[Data listing]
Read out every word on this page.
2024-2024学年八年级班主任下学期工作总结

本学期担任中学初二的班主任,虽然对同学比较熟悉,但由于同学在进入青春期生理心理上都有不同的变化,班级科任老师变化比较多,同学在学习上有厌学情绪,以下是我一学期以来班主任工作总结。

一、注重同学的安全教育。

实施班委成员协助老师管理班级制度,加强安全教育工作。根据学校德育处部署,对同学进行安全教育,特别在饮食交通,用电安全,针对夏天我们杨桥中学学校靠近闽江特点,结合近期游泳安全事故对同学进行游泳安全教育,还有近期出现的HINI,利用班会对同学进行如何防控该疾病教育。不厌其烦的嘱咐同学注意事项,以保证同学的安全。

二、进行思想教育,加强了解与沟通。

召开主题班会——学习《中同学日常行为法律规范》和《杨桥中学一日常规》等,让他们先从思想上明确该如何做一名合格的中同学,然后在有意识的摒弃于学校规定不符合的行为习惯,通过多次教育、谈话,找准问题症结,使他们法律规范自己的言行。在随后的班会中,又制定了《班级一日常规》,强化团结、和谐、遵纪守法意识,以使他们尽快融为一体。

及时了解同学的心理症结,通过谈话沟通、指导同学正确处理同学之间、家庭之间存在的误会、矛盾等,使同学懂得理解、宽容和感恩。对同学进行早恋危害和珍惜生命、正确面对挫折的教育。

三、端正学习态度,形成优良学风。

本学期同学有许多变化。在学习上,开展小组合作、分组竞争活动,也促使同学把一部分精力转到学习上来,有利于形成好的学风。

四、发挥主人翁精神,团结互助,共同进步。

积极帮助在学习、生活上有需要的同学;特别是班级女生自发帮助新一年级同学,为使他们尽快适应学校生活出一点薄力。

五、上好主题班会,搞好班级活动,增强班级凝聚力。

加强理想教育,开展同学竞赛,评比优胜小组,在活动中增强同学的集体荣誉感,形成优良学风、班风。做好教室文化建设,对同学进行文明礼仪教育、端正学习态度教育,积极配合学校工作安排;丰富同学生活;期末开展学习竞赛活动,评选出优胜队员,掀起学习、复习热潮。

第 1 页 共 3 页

DIRECTIVE :: Search the entries for the word "形成优良学风" and pick out every line that holds it.

TASK RESPONSE ::
三、端正学习态度,形成优良学风。
加强理想教育,开展同学竞赛,评比优胜小组,在活动中增强同学的集体荣誉感,形成优良学风、班风。做好教室文化建设,对同学进行文明礼仪教育、端正学习态度教育,积极配合学校工作安排;丰富同学生活;期末开展学习竞赛活动,评选出优胜队员,掀起学习、复习热潮。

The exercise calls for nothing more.